:: TASK TO COMPLETE ::
Go through the material below and count the lines with the string "JSON"; the number is the whole answer.
#####
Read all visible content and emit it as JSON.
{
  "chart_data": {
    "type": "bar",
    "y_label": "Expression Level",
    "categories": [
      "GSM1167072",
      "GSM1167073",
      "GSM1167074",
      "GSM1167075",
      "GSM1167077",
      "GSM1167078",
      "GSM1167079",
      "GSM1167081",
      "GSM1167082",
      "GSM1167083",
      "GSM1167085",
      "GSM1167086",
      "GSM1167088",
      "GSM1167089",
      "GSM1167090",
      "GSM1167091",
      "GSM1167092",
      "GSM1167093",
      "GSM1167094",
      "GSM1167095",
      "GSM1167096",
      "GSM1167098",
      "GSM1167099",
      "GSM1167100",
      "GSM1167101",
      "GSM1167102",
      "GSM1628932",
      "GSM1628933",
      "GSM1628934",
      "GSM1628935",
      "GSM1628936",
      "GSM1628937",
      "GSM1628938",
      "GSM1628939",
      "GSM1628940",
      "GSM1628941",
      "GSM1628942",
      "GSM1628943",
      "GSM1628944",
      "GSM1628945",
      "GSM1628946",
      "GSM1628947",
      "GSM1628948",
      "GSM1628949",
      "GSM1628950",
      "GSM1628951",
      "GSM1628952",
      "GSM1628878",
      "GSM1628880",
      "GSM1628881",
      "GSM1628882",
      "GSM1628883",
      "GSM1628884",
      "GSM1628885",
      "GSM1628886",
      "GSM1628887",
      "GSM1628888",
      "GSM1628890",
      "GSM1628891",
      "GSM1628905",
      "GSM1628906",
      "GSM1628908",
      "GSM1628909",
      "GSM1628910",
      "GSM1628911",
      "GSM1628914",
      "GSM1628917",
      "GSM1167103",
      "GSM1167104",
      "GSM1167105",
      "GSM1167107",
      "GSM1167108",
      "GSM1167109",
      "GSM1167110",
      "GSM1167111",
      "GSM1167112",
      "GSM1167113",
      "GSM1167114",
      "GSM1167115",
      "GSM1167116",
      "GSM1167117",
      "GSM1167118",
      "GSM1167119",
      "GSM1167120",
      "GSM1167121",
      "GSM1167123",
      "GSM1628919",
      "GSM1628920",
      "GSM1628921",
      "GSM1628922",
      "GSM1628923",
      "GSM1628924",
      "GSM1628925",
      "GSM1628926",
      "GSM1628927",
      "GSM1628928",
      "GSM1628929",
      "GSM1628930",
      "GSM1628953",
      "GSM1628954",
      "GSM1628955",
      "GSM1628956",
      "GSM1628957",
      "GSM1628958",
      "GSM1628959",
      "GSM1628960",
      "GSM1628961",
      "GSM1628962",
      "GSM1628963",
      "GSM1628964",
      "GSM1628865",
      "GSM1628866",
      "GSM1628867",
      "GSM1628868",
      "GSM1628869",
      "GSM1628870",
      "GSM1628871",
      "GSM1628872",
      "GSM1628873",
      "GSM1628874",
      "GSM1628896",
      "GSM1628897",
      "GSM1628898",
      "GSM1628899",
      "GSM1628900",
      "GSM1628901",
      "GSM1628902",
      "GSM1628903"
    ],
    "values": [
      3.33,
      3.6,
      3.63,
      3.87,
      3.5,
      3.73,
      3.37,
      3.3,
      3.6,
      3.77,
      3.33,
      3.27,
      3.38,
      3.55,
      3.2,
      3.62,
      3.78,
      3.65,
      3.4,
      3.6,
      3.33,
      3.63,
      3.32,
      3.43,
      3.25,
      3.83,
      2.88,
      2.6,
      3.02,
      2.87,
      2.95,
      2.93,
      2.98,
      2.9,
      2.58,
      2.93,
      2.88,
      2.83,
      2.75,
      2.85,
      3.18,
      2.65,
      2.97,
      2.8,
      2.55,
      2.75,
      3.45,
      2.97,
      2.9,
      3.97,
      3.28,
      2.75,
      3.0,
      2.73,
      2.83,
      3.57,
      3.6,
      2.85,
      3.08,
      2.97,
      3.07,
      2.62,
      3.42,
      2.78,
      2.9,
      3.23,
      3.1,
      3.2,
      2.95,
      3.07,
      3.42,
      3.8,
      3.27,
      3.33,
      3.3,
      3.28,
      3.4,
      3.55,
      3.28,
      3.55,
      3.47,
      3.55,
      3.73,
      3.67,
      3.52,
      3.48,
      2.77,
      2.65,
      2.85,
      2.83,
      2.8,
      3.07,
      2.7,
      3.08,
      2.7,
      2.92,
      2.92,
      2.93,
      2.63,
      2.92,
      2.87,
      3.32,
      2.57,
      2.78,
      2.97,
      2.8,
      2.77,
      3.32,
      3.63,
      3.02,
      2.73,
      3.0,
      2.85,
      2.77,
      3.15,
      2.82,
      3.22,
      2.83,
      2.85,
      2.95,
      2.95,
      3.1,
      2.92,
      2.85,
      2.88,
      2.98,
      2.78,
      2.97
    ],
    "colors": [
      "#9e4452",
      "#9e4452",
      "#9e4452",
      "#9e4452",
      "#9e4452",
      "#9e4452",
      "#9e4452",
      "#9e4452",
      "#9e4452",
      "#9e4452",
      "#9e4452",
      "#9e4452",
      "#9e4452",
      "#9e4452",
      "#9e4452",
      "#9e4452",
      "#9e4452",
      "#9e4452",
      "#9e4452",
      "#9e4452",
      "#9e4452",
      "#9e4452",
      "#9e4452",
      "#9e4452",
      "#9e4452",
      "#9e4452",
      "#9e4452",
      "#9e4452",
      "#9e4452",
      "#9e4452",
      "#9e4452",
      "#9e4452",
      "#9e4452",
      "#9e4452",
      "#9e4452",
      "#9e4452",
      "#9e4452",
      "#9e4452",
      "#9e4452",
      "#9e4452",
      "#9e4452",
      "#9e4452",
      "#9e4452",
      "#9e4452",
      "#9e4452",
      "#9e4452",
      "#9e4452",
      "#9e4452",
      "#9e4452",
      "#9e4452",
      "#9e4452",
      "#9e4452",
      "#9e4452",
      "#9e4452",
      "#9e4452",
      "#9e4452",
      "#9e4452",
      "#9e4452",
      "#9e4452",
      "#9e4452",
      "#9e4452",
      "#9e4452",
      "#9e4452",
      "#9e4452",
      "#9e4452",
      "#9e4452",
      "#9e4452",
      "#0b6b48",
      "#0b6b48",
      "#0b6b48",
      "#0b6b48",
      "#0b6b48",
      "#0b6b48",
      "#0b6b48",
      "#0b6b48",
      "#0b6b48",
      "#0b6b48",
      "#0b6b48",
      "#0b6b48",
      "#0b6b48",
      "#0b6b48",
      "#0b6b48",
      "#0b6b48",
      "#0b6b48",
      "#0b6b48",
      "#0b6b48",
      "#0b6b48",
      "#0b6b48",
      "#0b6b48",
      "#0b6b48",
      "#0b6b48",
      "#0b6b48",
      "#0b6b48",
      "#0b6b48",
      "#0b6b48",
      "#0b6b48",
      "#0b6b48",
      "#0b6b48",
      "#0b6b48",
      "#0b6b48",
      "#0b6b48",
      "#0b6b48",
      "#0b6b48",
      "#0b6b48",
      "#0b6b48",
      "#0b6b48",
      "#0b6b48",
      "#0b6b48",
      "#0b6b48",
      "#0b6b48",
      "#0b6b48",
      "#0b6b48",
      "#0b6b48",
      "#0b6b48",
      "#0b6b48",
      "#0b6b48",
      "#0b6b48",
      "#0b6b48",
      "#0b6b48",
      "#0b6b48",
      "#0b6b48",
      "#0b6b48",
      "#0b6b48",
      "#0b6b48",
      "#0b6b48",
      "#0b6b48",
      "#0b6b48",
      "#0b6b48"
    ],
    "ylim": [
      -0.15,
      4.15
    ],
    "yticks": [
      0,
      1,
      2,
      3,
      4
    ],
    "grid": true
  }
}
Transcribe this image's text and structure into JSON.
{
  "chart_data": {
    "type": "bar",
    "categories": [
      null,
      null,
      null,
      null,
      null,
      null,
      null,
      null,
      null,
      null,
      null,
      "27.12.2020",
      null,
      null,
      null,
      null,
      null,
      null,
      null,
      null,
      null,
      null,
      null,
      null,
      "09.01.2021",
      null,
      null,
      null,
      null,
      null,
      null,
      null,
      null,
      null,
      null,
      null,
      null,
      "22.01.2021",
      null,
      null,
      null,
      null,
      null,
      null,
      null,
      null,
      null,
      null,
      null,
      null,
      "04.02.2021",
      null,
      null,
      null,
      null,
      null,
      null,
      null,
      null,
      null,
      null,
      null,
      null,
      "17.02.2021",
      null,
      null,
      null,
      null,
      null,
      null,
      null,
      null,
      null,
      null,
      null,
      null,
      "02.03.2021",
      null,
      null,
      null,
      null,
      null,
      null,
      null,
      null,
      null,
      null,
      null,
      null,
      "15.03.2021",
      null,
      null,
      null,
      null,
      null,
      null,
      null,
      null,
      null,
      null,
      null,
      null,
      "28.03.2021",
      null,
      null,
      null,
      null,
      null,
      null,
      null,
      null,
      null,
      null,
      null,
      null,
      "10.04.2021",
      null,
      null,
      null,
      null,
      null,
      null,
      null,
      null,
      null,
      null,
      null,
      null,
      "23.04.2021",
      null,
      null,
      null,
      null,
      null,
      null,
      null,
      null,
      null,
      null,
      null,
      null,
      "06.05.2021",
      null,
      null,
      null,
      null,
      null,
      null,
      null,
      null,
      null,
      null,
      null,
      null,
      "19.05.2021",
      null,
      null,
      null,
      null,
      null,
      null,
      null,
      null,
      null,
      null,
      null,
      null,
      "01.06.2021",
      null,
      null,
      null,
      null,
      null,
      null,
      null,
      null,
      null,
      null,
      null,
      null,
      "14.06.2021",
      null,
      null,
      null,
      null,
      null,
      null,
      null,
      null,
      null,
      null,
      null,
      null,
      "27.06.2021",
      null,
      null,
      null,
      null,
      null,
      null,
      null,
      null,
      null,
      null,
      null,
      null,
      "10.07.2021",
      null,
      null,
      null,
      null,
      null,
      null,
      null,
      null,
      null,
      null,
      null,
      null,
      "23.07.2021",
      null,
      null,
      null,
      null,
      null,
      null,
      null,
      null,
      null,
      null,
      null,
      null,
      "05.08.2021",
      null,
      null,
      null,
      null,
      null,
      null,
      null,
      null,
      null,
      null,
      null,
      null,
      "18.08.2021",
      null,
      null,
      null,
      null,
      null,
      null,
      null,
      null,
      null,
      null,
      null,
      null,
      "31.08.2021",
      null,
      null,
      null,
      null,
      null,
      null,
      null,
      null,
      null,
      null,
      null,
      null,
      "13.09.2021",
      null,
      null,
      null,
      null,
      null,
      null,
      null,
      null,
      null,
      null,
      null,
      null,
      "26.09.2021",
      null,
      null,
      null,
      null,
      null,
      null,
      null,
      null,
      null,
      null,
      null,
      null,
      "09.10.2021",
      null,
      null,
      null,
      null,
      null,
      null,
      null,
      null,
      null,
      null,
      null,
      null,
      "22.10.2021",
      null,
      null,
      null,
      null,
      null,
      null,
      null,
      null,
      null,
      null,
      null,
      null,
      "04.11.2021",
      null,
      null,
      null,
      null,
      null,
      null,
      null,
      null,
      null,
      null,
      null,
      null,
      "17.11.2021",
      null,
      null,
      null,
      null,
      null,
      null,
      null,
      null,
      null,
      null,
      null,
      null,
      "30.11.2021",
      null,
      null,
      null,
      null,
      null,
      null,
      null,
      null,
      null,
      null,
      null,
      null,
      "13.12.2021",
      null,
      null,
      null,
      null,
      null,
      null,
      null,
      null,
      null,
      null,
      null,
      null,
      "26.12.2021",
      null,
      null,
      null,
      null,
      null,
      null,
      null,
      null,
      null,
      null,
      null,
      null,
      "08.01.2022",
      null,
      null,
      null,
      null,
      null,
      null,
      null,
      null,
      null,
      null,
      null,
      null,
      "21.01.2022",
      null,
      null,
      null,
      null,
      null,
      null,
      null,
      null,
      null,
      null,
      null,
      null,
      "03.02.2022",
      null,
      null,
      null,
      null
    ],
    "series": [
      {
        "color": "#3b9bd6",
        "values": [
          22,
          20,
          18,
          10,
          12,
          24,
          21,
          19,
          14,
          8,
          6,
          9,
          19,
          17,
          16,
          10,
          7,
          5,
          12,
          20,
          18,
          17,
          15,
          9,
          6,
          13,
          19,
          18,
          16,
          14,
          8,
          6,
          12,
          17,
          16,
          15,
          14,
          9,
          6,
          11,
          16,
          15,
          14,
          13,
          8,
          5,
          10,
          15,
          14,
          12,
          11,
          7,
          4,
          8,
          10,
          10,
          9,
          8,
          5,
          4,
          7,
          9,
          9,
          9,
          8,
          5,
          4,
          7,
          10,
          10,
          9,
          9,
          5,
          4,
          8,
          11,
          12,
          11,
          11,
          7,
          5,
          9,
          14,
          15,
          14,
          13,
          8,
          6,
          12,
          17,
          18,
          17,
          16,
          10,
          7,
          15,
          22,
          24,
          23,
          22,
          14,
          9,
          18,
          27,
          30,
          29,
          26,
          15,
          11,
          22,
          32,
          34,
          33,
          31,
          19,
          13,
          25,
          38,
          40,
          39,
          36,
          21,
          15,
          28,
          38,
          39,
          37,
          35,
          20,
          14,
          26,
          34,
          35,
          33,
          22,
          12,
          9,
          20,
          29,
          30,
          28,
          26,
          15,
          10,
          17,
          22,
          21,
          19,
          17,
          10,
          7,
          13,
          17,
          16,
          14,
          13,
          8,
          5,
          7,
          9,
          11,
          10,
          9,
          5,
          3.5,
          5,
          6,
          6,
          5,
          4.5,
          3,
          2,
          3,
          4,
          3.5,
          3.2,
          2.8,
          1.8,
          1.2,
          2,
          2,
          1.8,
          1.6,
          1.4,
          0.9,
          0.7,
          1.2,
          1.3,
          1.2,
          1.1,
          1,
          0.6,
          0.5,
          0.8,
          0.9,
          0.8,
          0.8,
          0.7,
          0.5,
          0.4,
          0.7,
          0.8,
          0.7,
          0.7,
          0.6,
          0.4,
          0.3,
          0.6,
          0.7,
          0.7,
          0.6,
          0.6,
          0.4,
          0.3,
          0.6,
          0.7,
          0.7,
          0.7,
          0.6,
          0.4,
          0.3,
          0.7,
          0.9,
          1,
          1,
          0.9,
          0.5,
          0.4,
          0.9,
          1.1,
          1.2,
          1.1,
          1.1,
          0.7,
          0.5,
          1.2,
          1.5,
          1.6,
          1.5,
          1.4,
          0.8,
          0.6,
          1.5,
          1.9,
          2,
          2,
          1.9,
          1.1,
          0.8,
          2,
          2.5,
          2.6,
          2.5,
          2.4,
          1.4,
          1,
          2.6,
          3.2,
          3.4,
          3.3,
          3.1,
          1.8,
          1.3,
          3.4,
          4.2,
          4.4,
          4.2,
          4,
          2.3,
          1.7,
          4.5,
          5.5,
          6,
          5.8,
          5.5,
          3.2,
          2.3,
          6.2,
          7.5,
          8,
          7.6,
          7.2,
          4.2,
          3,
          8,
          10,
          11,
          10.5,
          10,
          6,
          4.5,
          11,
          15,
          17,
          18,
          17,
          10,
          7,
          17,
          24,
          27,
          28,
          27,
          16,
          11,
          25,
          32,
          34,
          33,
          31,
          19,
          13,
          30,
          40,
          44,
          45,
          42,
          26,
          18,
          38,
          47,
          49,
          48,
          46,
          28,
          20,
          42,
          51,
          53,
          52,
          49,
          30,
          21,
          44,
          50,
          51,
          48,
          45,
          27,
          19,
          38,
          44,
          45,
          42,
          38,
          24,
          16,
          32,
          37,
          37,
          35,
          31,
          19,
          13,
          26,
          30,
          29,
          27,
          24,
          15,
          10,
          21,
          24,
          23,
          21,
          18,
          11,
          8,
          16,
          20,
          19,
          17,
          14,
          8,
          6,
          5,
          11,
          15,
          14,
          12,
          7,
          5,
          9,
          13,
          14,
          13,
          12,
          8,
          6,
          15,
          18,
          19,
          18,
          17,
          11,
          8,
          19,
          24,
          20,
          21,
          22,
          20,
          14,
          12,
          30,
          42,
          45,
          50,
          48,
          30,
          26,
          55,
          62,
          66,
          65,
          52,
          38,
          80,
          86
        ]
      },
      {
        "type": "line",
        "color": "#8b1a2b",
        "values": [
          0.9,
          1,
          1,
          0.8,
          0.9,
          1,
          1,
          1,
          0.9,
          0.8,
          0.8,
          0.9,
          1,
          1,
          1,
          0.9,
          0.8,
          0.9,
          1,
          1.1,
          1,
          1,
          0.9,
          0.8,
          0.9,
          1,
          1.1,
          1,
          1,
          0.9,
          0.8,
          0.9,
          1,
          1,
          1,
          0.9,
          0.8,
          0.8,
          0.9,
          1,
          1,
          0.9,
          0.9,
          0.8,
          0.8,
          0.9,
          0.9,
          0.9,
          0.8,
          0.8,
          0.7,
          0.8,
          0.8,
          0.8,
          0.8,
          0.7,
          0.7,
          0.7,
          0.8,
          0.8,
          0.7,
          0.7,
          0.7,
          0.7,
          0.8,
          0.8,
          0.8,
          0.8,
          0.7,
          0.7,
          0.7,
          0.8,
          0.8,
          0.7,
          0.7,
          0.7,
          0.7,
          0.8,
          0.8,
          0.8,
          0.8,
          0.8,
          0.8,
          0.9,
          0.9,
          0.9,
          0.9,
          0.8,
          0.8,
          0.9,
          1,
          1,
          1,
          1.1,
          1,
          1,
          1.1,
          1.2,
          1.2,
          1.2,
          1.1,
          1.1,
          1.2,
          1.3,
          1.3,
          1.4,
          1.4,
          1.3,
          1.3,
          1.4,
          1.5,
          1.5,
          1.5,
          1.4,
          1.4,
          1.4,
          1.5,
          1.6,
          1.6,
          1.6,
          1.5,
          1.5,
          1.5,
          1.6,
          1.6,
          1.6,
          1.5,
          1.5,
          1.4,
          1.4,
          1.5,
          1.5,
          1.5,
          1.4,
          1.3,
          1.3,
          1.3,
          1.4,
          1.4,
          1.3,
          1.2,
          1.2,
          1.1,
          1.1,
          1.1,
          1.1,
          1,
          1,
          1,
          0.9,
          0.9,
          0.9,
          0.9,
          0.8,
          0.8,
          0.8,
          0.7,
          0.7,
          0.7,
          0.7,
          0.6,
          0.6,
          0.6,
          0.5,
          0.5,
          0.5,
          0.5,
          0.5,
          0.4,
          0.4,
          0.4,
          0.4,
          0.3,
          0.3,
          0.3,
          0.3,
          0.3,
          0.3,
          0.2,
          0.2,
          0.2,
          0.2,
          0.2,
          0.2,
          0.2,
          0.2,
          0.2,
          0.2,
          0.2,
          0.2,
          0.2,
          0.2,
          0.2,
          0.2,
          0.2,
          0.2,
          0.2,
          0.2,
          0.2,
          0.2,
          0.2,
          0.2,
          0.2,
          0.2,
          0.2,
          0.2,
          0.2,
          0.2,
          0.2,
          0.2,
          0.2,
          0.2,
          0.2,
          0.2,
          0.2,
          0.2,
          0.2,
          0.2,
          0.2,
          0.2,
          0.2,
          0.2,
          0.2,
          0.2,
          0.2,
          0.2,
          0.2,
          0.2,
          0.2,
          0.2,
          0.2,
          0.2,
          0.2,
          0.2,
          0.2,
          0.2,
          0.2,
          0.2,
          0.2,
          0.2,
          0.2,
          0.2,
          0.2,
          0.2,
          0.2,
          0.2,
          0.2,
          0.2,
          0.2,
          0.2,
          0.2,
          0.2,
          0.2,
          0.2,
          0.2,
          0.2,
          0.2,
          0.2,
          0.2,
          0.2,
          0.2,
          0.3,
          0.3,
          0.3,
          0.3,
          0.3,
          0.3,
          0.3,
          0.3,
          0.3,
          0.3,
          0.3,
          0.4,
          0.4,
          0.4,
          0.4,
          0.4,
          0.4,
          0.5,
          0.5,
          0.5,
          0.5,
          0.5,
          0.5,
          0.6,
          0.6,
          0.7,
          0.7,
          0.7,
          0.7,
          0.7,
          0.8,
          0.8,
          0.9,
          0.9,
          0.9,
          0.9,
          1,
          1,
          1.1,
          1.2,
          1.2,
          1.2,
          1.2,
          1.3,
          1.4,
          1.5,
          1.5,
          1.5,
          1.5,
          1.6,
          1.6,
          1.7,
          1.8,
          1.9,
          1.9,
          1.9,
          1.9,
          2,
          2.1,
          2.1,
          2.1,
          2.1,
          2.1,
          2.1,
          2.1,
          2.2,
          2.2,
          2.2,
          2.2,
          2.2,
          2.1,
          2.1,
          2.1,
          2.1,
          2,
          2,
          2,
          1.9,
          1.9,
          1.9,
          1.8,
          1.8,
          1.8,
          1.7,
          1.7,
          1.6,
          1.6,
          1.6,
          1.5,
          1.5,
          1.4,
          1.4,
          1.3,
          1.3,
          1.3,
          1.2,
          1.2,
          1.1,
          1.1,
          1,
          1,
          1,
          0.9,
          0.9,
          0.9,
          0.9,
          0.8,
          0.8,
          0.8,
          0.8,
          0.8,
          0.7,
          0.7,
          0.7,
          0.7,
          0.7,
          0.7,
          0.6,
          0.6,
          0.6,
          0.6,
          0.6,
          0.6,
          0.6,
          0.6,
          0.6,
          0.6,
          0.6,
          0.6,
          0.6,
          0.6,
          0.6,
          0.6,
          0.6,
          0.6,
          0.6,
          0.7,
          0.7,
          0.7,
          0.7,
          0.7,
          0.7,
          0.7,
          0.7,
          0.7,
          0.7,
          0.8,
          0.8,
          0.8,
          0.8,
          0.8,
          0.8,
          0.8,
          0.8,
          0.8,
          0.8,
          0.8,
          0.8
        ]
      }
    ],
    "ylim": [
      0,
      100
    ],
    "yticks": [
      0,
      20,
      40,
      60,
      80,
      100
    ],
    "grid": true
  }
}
#####
:: IN RESPONSE ::
2